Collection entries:
= = = = =

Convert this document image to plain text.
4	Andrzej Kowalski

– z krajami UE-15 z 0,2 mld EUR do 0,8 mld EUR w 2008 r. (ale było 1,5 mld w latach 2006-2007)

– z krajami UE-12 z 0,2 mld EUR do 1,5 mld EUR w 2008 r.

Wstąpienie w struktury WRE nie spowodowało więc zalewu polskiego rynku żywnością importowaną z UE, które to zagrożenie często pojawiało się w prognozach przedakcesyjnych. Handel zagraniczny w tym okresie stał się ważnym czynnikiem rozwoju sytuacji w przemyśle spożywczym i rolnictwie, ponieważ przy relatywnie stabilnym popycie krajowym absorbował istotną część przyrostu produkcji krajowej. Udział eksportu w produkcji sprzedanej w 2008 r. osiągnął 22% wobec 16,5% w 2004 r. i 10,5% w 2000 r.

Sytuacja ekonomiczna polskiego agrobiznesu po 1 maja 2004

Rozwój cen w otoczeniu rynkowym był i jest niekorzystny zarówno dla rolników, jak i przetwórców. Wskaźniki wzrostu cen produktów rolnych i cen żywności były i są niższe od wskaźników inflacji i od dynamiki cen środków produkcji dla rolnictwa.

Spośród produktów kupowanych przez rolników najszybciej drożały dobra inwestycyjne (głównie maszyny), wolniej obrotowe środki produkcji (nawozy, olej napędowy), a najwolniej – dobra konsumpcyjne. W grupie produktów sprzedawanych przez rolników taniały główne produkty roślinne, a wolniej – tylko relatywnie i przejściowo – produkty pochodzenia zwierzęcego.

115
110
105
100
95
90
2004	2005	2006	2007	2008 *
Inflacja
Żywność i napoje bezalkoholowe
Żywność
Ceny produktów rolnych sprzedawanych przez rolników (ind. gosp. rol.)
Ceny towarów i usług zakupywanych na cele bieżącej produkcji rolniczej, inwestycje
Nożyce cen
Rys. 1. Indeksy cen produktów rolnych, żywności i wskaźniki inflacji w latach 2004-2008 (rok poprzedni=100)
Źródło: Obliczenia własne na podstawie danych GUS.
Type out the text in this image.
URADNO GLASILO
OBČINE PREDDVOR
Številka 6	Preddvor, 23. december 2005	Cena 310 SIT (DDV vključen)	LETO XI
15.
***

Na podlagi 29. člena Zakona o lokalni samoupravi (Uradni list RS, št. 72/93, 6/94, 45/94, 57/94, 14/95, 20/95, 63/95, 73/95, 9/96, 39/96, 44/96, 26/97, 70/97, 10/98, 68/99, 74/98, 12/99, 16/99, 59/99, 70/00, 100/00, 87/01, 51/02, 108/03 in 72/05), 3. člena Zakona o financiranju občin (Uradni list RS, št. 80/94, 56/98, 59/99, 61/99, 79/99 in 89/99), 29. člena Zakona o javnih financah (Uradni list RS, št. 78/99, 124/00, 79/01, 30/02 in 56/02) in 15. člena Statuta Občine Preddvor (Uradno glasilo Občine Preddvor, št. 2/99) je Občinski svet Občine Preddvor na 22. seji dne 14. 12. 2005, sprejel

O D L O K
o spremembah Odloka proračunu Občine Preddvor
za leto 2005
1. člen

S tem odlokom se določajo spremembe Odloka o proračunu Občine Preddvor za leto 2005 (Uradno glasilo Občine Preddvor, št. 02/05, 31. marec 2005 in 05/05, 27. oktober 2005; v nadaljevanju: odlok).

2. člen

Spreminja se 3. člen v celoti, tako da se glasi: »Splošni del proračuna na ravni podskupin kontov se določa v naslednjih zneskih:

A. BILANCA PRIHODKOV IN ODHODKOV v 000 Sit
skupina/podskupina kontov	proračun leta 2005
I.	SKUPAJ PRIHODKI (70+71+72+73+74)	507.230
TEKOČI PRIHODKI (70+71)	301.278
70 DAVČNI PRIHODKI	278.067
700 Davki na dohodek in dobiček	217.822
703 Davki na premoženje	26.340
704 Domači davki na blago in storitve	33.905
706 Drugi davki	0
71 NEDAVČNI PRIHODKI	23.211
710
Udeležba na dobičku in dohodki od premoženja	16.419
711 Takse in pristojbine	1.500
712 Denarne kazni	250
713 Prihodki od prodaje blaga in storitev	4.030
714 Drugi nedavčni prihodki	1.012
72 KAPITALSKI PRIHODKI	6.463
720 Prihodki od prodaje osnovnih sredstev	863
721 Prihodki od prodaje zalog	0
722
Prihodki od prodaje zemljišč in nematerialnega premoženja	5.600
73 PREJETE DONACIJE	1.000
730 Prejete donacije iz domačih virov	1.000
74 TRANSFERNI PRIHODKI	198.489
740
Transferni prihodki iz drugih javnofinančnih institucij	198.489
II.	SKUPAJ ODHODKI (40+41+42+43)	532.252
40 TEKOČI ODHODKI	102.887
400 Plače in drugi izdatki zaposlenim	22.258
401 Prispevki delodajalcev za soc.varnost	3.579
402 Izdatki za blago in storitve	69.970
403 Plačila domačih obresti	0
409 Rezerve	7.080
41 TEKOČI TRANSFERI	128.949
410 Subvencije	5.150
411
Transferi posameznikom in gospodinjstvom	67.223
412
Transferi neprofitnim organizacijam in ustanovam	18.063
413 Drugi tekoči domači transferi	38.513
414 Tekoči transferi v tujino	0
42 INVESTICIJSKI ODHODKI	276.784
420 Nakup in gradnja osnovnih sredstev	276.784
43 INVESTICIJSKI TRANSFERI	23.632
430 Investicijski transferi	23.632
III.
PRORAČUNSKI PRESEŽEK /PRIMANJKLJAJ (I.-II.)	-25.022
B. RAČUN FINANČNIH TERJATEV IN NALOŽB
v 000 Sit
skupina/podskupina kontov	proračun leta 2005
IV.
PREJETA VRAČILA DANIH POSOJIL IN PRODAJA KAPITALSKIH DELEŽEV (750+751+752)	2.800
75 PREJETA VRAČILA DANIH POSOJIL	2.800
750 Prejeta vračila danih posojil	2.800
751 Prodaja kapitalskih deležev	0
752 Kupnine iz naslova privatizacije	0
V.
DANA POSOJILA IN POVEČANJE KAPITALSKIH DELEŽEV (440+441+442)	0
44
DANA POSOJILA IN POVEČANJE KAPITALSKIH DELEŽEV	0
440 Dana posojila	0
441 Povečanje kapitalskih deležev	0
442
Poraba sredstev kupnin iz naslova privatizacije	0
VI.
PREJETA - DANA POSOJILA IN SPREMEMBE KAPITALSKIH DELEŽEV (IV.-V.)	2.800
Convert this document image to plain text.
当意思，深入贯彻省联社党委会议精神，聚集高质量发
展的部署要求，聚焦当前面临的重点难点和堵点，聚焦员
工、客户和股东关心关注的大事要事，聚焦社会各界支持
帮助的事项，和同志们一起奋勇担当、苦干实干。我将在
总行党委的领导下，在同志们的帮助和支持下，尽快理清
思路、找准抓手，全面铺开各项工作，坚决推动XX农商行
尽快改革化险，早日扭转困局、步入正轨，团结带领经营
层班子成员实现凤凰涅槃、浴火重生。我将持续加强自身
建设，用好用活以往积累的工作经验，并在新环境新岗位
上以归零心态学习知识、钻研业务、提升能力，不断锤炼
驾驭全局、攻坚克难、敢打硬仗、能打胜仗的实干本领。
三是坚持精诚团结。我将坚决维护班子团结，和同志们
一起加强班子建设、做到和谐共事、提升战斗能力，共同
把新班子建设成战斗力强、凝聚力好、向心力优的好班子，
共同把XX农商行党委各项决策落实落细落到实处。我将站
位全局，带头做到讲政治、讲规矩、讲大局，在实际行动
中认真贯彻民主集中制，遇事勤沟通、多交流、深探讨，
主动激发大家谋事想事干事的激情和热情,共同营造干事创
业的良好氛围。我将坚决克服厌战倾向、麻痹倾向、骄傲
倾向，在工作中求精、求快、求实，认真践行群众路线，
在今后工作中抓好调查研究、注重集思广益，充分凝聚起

= = = = =

GOAL OF THE EXERCISE:
From the records above, pull out every line containing the word "storitve".

SOLVED PROBLEM:
704 Domači davki na blago in storitve	33.905
402 Izdatki za blago in storitve	69.970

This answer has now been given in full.